-- begin The records --

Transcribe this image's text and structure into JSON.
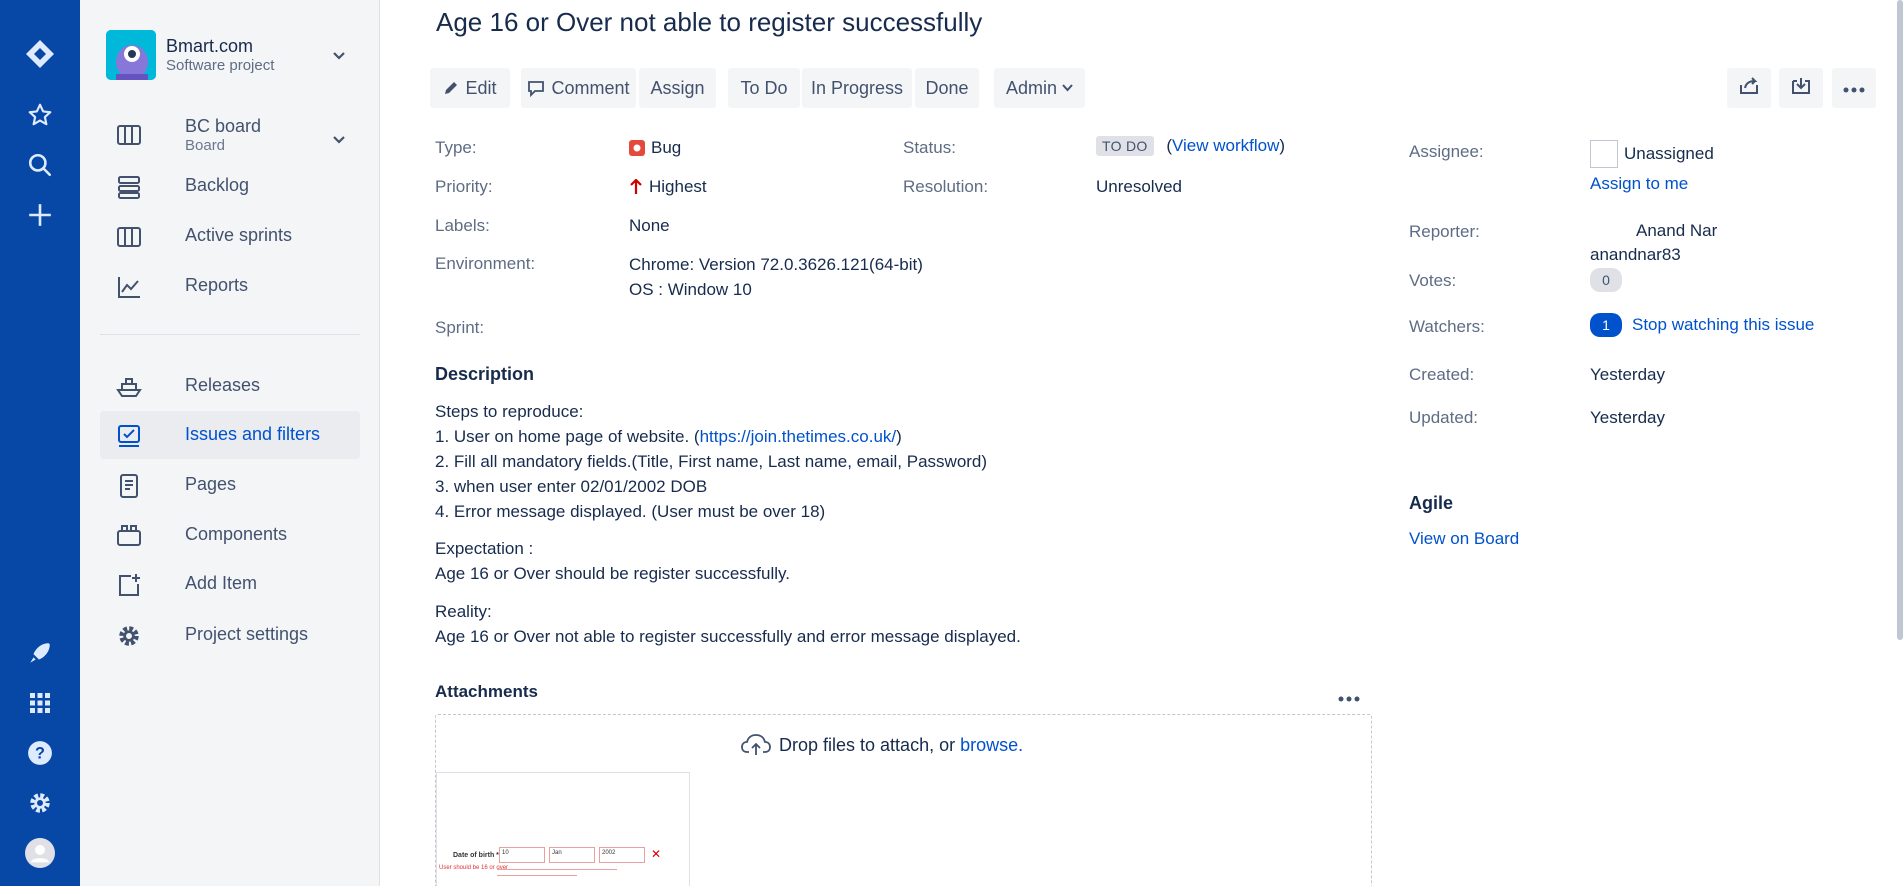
{
  "project": {
    "name": "Bmart.com",
    "type": "Software project"
  },
  "sidebar": {
    "board": {
      "label": "BC board",
      "sub": "Board"
    },
    "items": [
      {
        "label": "Backlog"
      },
      {
        "label": "Active sprints"
      },
      {
        "label": "Reports"
      },
      {
        "label": "Releases"
      },
      {
        "label": "Issues and filters"
      },
      {
        "label": "Pages"
      },
      {
        "label": "Components"
      },
      {
        "label": "Add Item"
      },
      {
        "label": "Project settings"
      }
    ]
  },
  "issue": {
    "title": "Age 16 or Over not able to register successfully"
  },
  "toolbar": {
    "edit": "Edit",
    "comment": "Comment",
    "assign": "Assign",
    "todo": "To Do",
    "inprogress": "In Progress",
    "done": "Done",
    "admin": "Admin"
  },
  "details": {
    "type_label": "Type:",
    "type_value": "Bug",
    "priority_label": "Priority:",
    "priority_value": "Highest",
    "labels_label": "Labels:",
    "labels_value": "None",
    "environment_label": "Environment:",
    "environment_line1": "Chrome: Version 72.0.3626.121(64-bit)",
    "environment_line2": "OS : Window 10",
    "sprint_label": "Sprint:",
    "status_label": "Status:",
    "status_value": "TO DO",
    "view_workflow_open": "(",
    "view_workflow": "View workflow",
    "view_workflow_close": ")",
    "resolution_label": "Resolution:",
    "resolution_value": "Unresolved"
  },
  "description": {
    "heading": "Description",
    "steps_heading": "Steps to reproduce:",
    "step1_prefix": "1. User on home page of website. (",
    "step1_link": "https://join.thetimes.co.uk/",
    "step1_suffix": ")",
    "step2": "2. Fill all mandatory fields.(Title, First name, Last name, email, Password)",
    "step3": "3. when user enter 02/01/2002 DOB",
    "step4": "4. Error message displayed. (User must be over 18)",
    "expectation_heading": "Expectation :",
    "expectation": "Age 16 or Over should be register successfully.",
    "reality_heading": "Reality:",
    "reality": "Age 16 or Over not able to register successfully and error message displayed."
  },
  "attachments": {
    "heading": "Attachments",
    "drop_text": "Drop files to attach, or ",
    "browse": "browse.",
    "thumb": {
      "dob_label": "Date of birth *",
      "day": "10",
      "month": "Jan",
      "year": "2002",
      "error": "User should be 16 or over"
    }
  },
  "people": {
    "assignee_label": "Assignee:",
    "assignee": "Unassigned",
    "assign_to_me": "Assign to me",
    "reporter_label": "Reporter:",
    "reporter_name": "Anand Nar",
    "reporter_user": "anandnar83",
    "votes_label": "Votes:",
    "votes": "0",
    "watchers_label": "Watchers:",
    "watchers": "1",
    "stop_watching": "Stop watching this issue"
  },
  "dates": {
    "created_label": "Created:",
    "created": "Yesterday",
    "updated_label": "Updated:",
    "updated": "Yesterday"
  },
  "agile": {
    "heading": "Agile",
    "view_on_board": "View on Board"
  },
  "colors": {
    "globalnav": "#0747a6",
    "link": "#0052cc",
    "bug": "#e5493a",
    "priority_highest": "#ce0000"
  }
}
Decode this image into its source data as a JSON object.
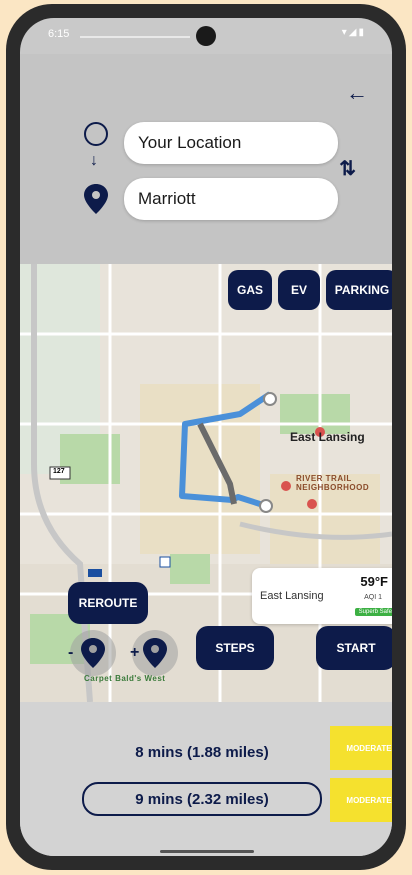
{
  "status_bar": {
    "time": "6:15",
    "icons": "▾◢▮"
  },
  "header": {
    "back_icon": "arrow-left-icon",
    "swap_icon": "swap-vertical-icon"
  },
  "search": {
    "origin_value": "Your Location",
    "destination_value": "Marriott"
  },
  "filters": {
    "gas_label": "GAS",
    "ev_label": "EV",
    "parking_label": "PARKING"
  },
  "map": {
    "labels": {
      "east_lansing": "East Lansing",
      "neighborhood": "RIVER TRAIL NEIGHBORHOOD",
      "park": "Carpet Bald's West",
      "highway_127": "127"
    },
    "route_colors": {
      "primary": "#4a90d9",
      "alternate": "#7a7a7a"
    }
  },
  "weather": {
    "city": "East Lansing",
    "temperature": "59°F",
    "aqi": "AQI 1",
    "quality": "Superb Safe"
  },
  "actions": {
    "reroute_label": "REROUTE",
    "steps_label": "STEPS",
    "start_label": "START"
  },
  "routes": [
    {
      "summary": "8 mins (1.88 miles)",
      "badge": "MODERATE"
    },
    {
      "summary": "9 mins (2.32 miles)",
      "badge": "MODERATE"
    }
  ],
  "colors": {
    "accent": "#0d1b4a",
    "badge": "#f5e12e",
    "alt_route": "#4a90d9"
  }
}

-- end The records --

Reproduce every record word for word. The copy must contain no pictures.

Task solution:
Transcribe this image's text and structure into JSON.
{
  "project": {
    "name": "Bmart.com",
    "type": "Software project"
  },
  "sidebar": {
    "board": {
      "label": "BC board",
      "sub": "Board"
    },
    "items": [
      {
        "label": "Backlog"
      },
      {
        "label": "Active sprints"
      },
      {
        "label": "Reports"
      },
      {
        "label": "Releases"
      },
      {
        "label": "Issues and filters"
      },
      {
        "label": "Pages"
      },
      {
        "label": "Components"
      },
      {
        "label": "Add Item"
      },
      {
        "label": "Project settings"
      }
    ]
  },
  "issue": {
    "title": "Age 16 or Over not able to register successfully"
  },
  "toolbar": {
    "edit": "Edit",
    "comment": "Comment",
    "assign": "Assign",
    "todo": "To Do",
    "inprogress": "In Progress",
    "done": "Done",
    "admin": "Admin"
  },
  "details": {
    "type_label": "Type:",
    "type_value": "Bug",
    "priority_label": "Priority:",
    "priority_value": "Highest",
    "labels_label": "Labels:",
    "labels_value": "None",
    "environment_label": "Environment:",
    "environment_line1": "Chrome: Version 72.0.3626.121(64-bit)",
    "environment_line2": "OS : Window 10",
    "sprint_label": "Sprint:",
    "status_label": "Status:",
    "status_value": "TO DO",
    "view_workflow_open": "(",
    "view_workflow": "View workflow",
    "view_workflow_close": ")",
    "resolution_label": "Resolution:",
    "resolution_value": "Unresolved"
  },
  "description": {
    "heading": "Description",
    "steps_heading": "Steps to reproduce:",
    "step1_prefix": "1. User on home page of website. (",
    "step1_link": "https://join.thetimes.co.uk/",
    "step1_suffix": ")",
    "step2": "2. Fill all mandatory fields.(Title, First name, Last name, email, Password)",
    "step3": "3. when user enter 02/01/2002 DOB",
    "step4": "4. Error message displayed. (User must be over 18)",
    "expectation_heading": "Expectation :",
    "expectation": "Age 16 or Over should be register successfully.",
    "reality_heading": "Reality:",
    "reality": "Age 16 or Over not able to register successfully and error message displayed."
  },
  "attachments": {
    "heading": "Attachments",
    "drop_text": "Drop files to attach, or ",
    "browse": "browse.",
    "thumb": {
      "dob_label": "Date of birth *",
      "day": "10",
      "month": "Jan",
      "year": "2002",
      "error": "User should be 16 or over"
    }
  },
  "people": {
    "assignee_label": "Assignee:",
    "assignee": "Unassigned",
    "assign_to_me": "Assign to me",
    "reporter_label": "Reporter:",
    "reporter_name": "Anand Nar",
    "reporter_user": "anandnar83",
    "votes_label": "Votes:",
    "votes": "0",
    "watchers_label": "Watchers:",
    "watchers": "1",
    "stop_watching": "Stop watching this issue"
  },
  "dates": {
    "created_label": "Created:",
    "created": "Yesterday",
    "updated_label": "Updated:",
    "updated": "Yesterday"
  },
  "agile": {
    "heading": "Agile",
    "view_on_board": "View on Board"
  },
  "colors": {
    "globalnav": "#0747a6",
    "link": "#0052cc",
    "bug": "#e5493a",
    "priority_highest": "#ce0000"
  }
}
Decode this image into its source data as a JSON object.
{
  "status_bar": {
    "time": "6:15",
    "icons": "▾◢▮"
  },
  "header": {
    "back_icon": "arrow-left-icon",
    "swap_icon": "swap-vertical-icon"
  },
  "search": {
    "origin_value": "Your Location",
    "destination_value": "Marriott"
  },
  "filters": {
    "gas_label": "GAS",
    "ev_label": "EV",
    "parking_label": "PARKING"
  },
  "map": {
    "labels": {
      "east_lansing": "East Lansing",
      "neighborhood": "RIVER TRAIL NEIGHBORHOOD",
      "park": "Carpet Bald's West",
      "highway_127": "127"
    },
    "route_colors": {
      "primary": "#4a90d9",
      "alternate": "#7a7a7a"
    }
  },
  "weather": {
    "city": "East Lansing",
    "temperature": "59°F",
    "aqi": "AQI 1",
    "quality": "Superb Safe"
  },
  "actions": {
    "reroute_label": "REROUTE",
    "steps_label": "STEPS",
    "start_label": "START"
  },
  "routes": [
    {
      "summary": "8 mins (1.88 miles)",
      "badge": "MODERATE"
    },
    {
      "summary": "9 mins (2.32 miles)",
      "badge": "MODERATE"
    }
  ],
  "colors": {
    "accent": "#0d1b4a",
    "badge": "#f5e12e",
    "alt_route": "#4a90d9"
  }
}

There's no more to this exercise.